* What is needed: Exclude the pictures and return every line exactly as written.

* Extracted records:
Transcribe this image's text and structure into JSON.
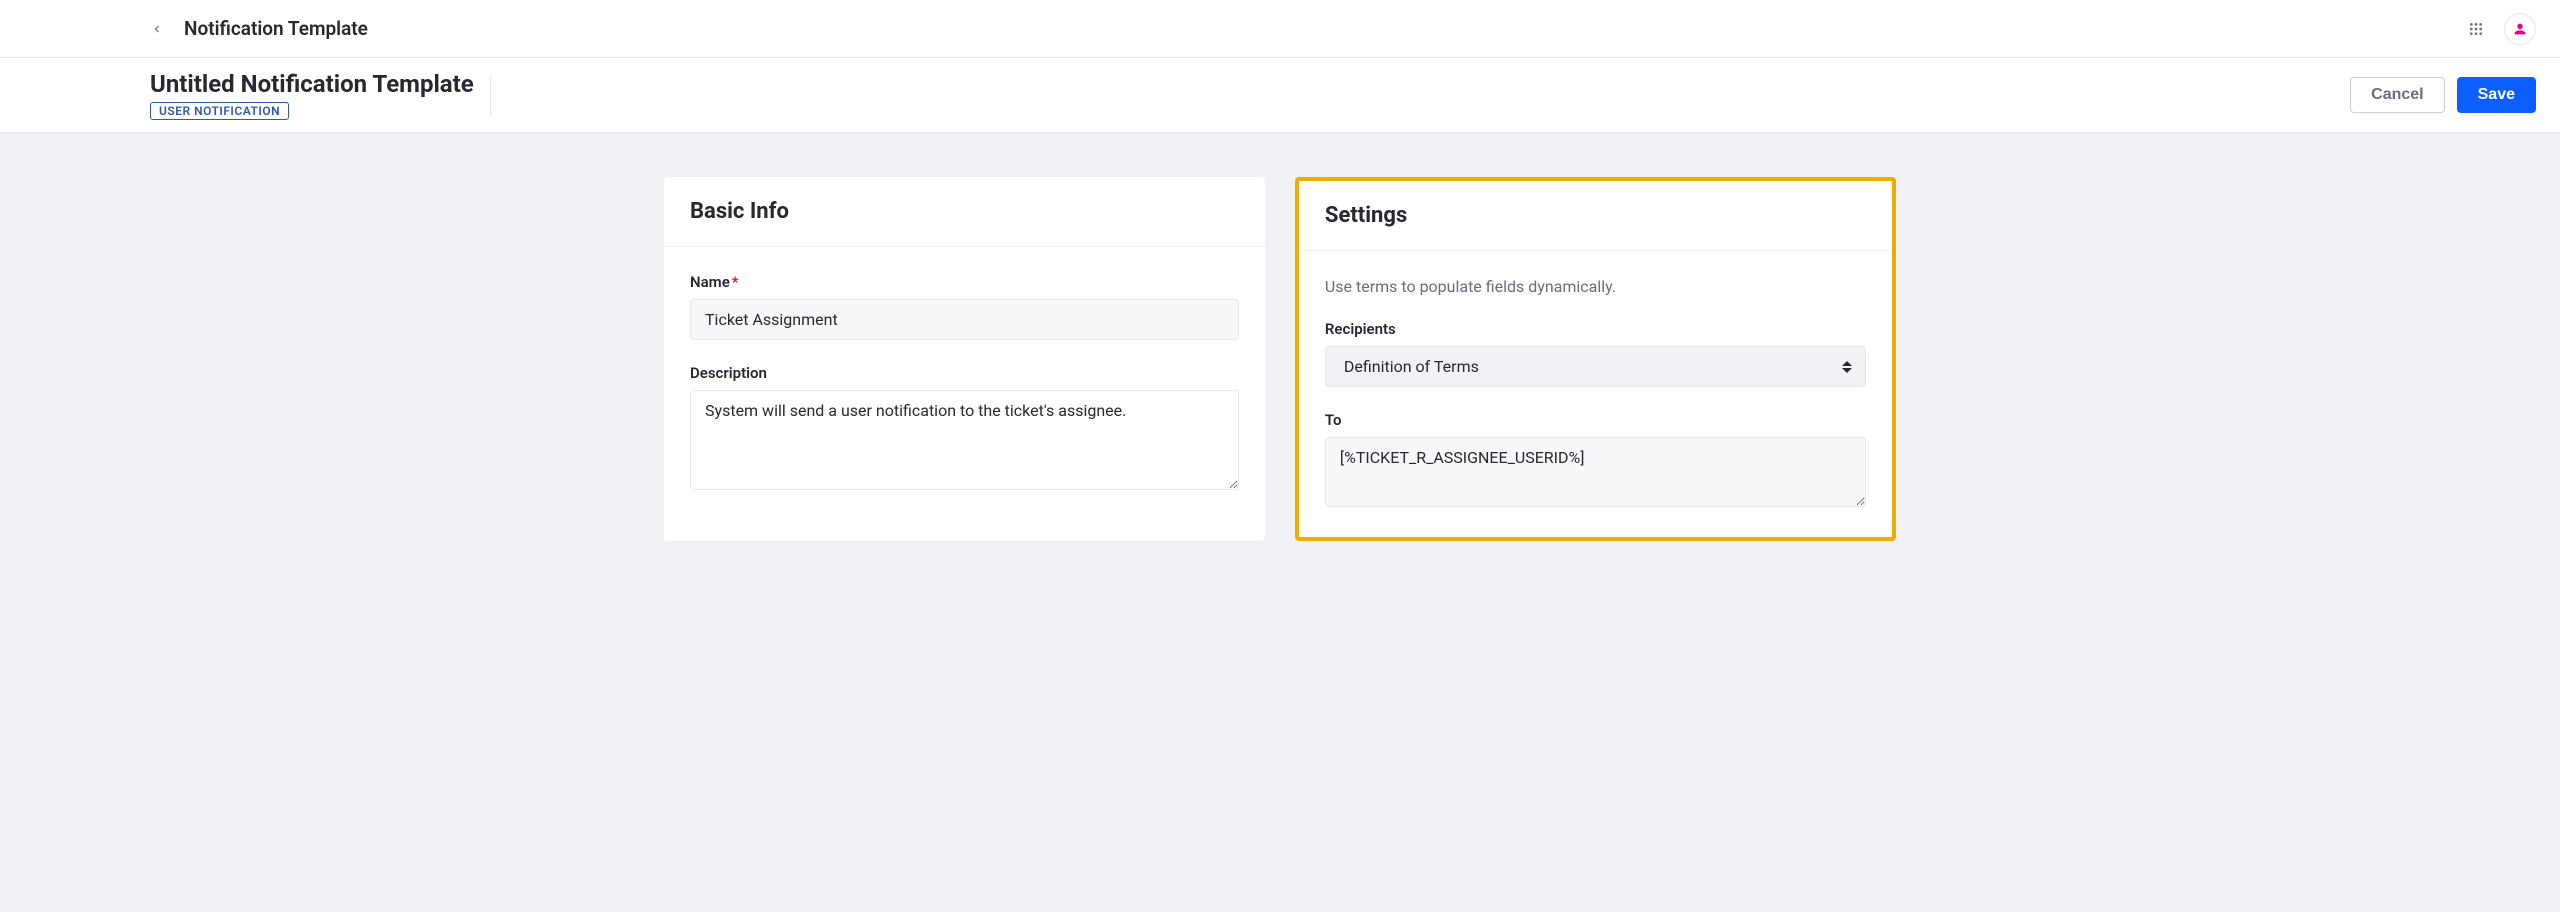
{
  "header": {
    "breadcrumb": "Notification Template"
  },
  "subheader": {
    "title": "Untitled Notification Template",
    "badge": "USER NOTIFICATION",
    "cancel_label": "Cancel",
    "save_label": "Save"
  },
  "basic_info": {
    "title": "Basic Info",
    "name_label": "Name",
    "name_value": "Ticket Assignment",
    "description_label": "Description",
    "description_value": "System will send a user notification to the ticket's assignee."
  },
  "settings": {
    "title": "Settings",
    "hint": "Use terms to populate fields dynamically.",
    "recipients_label": "Recipients",
    "recipients_value": "Definition of Terms",
    "to_label": "To",
    "to_value": "[%TICKET_R_ASSIGNEE_USERID%]"
  }
}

* Answer below:
Transcribe this image's text and structure into JSON.
{
  "header": {
    "breadcrumb": "Notification Template"
  },
  "subheader": {
    "title": "Untitled Notification Template",
    "badge": "USER NOTIFICATION",
    "cancel_label": "Cancel",
    "save_label": "Save"
  },
  "basic_info": {
    "title": "Basic Info",
    "name_label": "Name",
    "name_value": "Ticket Assignment",
    "description_label": "Description",
    "description_value": "System will send a user notification to the ticket's assignee."
  },
  "settings": {
    "title": "Settings",
    "hint": "Use terms to populate fields dynamically.",
    "recipients_label": "Recipients",
    "recipients_value": "Definition of Terms",
    "to_label": "To",
    "to_value": "[%TICKET_R_ASSIGNEE_USERID%]"
  }
}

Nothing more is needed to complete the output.